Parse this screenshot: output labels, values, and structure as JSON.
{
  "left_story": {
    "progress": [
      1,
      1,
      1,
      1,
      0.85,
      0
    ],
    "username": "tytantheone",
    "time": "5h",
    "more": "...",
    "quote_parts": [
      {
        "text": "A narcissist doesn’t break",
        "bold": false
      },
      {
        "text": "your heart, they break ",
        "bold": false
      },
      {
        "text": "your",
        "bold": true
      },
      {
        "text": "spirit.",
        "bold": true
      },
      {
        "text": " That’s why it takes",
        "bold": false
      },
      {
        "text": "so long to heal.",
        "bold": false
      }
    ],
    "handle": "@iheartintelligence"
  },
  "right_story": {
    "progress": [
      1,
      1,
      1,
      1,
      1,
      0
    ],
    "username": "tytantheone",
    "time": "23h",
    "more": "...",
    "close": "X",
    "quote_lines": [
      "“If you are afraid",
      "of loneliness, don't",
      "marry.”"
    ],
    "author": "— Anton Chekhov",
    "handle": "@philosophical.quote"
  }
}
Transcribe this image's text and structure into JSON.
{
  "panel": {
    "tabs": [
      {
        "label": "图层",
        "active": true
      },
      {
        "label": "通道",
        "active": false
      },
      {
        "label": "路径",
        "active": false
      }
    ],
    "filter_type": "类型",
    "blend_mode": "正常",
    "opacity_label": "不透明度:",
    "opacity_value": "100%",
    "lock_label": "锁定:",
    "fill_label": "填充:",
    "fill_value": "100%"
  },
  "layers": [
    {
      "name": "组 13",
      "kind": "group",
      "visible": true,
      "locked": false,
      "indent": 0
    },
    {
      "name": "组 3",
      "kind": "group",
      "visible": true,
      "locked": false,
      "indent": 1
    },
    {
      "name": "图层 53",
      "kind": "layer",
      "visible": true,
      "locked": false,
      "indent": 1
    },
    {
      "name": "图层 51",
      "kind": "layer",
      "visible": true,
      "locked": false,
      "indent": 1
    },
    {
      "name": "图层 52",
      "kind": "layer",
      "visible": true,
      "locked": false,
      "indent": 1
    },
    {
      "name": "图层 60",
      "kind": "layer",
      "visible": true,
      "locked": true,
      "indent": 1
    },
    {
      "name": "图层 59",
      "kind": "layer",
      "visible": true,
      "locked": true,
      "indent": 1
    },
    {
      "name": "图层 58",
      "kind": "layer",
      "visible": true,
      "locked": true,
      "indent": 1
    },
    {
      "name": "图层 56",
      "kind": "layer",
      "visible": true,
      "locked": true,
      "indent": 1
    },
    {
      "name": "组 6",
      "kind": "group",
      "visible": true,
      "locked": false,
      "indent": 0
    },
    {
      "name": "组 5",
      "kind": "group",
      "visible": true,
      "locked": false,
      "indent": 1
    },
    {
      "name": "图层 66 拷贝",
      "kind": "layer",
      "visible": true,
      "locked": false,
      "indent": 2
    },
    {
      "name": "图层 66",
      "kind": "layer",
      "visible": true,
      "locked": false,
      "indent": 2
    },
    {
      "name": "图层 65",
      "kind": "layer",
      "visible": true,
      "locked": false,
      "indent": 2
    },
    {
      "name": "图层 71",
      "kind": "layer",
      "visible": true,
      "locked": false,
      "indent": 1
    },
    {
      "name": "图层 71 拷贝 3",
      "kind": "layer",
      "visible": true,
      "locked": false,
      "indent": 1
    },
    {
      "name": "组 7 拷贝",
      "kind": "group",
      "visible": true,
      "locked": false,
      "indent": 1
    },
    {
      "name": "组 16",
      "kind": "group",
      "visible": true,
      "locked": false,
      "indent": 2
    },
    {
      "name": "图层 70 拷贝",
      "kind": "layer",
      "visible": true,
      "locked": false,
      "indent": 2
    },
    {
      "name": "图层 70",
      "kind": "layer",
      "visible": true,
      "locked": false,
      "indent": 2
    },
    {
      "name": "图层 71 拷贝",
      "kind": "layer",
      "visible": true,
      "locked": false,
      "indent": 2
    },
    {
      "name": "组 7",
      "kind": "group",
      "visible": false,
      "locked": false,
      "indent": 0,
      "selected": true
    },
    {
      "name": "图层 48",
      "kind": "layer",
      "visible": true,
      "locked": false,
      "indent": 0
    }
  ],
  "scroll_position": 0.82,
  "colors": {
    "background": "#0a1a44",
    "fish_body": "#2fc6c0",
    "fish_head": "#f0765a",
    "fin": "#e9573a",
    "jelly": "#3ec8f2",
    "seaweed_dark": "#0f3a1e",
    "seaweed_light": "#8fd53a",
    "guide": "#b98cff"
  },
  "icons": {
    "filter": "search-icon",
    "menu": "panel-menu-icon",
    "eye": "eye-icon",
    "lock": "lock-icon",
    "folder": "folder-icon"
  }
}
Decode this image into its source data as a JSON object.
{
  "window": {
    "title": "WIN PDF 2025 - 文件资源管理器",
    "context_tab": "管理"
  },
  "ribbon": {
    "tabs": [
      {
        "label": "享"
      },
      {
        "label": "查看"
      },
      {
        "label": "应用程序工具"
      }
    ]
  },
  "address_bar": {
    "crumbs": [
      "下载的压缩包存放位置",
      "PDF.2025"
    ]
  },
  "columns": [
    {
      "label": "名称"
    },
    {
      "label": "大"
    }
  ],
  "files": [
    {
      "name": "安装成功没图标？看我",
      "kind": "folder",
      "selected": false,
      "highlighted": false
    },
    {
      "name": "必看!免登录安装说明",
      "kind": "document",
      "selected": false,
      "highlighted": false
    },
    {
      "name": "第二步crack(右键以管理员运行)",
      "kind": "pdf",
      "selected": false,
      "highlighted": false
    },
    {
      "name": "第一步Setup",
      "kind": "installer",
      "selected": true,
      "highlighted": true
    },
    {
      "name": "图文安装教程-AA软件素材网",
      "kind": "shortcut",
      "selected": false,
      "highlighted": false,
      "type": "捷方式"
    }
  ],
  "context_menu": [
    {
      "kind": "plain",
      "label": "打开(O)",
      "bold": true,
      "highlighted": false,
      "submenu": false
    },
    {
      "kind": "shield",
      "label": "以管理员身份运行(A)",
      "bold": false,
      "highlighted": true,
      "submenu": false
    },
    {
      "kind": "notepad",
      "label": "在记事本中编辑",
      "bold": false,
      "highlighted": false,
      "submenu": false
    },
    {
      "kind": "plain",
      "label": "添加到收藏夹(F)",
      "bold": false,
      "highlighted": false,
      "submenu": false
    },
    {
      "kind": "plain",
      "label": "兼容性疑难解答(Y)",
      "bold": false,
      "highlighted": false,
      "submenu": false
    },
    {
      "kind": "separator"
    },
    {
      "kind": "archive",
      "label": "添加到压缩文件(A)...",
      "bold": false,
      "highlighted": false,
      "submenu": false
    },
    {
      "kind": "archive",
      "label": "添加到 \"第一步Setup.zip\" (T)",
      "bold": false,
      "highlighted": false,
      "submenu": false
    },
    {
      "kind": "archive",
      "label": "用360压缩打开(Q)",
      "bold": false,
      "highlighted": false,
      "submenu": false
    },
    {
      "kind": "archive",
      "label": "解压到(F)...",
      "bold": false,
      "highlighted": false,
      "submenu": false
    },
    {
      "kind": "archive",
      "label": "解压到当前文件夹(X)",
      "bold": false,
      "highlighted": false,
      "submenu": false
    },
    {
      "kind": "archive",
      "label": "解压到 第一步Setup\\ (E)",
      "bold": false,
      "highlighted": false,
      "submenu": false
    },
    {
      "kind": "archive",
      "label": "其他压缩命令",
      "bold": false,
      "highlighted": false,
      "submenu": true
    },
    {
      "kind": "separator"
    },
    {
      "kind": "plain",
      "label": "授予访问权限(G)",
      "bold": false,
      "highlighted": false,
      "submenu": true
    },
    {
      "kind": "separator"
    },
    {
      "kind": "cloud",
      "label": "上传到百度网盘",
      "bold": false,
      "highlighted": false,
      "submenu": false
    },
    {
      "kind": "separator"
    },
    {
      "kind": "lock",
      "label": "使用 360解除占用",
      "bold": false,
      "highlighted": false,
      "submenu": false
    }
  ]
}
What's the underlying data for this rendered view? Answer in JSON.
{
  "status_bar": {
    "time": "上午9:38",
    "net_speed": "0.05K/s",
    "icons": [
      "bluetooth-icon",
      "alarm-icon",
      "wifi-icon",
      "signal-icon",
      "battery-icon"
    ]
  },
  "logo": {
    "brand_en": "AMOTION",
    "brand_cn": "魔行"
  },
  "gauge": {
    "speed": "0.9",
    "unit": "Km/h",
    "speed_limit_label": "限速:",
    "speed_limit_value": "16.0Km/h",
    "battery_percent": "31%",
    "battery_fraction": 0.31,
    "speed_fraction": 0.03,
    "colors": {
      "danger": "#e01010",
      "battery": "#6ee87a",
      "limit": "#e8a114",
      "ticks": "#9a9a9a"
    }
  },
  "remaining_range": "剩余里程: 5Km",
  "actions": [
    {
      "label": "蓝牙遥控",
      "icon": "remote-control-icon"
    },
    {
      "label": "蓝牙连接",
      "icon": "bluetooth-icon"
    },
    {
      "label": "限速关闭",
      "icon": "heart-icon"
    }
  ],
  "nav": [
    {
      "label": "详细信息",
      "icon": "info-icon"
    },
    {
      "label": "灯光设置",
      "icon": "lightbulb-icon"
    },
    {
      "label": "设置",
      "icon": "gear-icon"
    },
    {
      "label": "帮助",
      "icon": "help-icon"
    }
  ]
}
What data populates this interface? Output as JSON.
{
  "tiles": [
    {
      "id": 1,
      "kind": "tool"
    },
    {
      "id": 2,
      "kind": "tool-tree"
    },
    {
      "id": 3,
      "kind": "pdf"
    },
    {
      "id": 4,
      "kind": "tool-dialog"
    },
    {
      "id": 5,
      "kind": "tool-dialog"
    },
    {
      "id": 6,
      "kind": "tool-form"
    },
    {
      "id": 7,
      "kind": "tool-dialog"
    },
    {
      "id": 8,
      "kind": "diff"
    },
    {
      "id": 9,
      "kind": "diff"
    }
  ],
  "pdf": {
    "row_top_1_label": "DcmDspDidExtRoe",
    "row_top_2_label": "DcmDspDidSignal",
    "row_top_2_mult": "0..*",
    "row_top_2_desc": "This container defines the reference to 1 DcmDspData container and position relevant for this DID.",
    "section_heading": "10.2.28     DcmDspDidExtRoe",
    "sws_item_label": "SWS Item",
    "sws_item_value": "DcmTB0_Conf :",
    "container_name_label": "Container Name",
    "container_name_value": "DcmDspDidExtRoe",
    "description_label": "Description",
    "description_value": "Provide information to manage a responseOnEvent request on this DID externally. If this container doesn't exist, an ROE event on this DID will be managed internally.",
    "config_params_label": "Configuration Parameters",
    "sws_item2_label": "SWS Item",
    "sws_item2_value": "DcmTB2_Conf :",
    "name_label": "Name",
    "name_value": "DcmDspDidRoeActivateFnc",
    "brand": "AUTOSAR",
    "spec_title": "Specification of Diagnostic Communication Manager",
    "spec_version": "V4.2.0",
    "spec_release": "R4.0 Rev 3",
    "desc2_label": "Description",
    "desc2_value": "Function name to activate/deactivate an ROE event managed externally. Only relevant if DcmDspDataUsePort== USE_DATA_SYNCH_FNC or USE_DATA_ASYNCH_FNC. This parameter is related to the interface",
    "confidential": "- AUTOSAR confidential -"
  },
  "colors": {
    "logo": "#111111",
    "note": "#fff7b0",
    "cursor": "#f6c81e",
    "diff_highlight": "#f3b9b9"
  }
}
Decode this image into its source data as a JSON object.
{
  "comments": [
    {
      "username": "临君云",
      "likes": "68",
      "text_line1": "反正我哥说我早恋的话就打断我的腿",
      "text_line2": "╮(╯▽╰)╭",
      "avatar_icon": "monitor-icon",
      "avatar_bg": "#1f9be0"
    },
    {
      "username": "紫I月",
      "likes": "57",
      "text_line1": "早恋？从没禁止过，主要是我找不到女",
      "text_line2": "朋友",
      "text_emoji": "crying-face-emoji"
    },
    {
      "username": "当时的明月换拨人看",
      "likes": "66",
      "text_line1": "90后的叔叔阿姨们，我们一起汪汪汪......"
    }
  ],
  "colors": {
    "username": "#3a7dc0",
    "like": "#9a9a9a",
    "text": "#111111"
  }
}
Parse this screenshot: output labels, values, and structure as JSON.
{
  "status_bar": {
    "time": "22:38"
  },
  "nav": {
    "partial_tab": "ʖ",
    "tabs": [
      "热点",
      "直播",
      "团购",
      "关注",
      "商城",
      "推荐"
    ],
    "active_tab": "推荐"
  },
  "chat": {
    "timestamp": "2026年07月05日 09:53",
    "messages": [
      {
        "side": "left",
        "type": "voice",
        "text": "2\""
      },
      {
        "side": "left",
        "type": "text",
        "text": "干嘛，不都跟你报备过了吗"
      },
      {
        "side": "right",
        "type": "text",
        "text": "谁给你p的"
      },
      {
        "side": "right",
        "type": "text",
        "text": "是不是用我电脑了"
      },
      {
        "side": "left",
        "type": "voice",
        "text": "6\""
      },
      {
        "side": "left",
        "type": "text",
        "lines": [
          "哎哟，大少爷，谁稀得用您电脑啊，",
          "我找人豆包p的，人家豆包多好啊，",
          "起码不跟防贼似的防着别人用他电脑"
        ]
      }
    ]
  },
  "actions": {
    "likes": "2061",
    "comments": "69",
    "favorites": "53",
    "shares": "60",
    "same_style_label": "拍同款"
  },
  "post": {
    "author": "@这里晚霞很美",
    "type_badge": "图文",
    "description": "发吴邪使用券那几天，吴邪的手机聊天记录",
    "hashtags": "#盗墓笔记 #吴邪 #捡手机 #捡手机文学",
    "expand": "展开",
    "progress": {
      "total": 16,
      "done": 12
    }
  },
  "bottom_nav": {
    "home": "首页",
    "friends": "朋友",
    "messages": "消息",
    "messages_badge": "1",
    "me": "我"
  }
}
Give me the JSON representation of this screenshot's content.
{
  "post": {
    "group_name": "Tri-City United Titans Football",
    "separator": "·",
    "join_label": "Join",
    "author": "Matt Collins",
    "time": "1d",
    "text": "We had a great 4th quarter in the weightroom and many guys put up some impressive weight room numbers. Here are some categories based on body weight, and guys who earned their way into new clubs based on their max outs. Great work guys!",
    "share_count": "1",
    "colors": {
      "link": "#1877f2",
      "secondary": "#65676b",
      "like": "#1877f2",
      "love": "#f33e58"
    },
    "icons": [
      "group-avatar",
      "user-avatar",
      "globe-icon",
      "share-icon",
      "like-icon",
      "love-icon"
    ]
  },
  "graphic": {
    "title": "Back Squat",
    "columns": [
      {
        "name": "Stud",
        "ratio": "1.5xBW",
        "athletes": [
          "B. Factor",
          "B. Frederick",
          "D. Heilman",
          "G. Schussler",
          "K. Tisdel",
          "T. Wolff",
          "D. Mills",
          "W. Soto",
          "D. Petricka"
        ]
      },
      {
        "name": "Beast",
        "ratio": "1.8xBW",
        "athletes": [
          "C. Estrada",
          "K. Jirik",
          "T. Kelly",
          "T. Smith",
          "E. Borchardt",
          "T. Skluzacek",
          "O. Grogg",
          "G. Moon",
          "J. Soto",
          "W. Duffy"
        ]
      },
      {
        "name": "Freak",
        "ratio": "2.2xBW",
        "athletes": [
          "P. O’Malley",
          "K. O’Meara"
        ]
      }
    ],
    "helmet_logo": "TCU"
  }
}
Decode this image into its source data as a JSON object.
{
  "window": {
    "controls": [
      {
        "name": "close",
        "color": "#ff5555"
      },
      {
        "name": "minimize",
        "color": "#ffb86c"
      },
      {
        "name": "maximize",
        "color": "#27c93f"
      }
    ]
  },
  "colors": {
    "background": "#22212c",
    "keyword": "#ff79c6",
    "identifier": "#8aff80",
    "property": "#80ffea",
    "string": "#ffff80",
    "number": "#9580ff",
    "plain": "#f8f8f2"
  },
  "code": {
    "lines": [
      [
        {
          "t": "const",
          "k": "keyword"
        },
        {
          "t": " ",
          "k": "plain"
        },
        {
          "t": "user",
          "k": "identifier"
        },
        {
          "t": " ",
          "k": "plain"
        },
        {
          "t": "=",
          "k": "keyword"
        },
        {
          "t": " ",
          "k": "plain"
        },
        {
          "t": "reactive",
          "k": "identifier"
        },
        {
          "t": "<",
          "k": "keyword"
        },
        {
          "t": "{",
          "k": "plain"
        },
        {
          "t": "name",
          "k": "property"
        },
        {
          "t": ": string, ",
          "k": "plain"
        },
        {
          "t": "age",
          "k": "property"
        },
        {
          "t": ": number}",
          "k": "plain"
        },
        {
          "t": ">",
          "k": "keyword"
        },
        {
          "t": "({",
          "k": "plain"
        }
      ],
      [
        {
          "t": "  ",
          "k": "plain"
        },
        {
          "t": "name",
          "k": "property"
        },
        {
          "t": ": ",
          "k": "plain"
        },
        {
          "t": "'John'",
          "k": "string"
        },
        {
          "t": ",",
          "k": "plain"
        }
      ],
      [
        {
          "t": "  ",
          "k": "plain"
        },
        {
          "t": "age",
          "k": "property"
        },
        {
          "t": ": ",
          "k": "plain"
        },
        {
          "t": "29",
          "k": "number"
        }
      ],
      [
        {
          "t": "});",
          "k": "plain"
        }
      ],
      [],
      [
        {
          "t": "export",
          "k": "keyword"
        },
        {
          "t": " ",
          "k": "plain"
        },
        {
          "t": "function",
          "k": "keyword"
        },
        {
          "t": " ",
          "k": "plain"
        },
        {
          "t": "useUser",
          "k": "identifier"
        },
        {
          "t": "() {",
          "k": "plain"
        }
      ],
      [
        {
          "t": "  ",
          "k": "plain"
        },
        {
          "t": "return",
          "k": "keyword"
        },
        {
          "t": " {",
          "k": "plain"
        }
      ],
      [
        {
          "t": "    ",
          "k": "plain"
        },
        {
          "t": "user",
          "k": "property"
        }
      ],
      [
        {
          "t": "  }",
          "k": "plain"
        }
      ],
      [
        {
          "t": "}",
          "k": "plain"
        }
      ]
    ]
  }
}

## [The request]
Copy out each line in the preceding records that contains "managed".

## [Correct output]
    "description_value": "Provide information to manage a responseOnEvent request on this DID externally. If this container doesn't exist, an ROE event on this DID will be managed internally.",
    "desc2_value": "Function name to activate/deactivate an ROE event managed externally. Only relevant if DcmDspDataUsePort== USE_DATA_SYNCH_FNC or USE_DATA_ASYNCH_FNC. This parameter is related to the interface",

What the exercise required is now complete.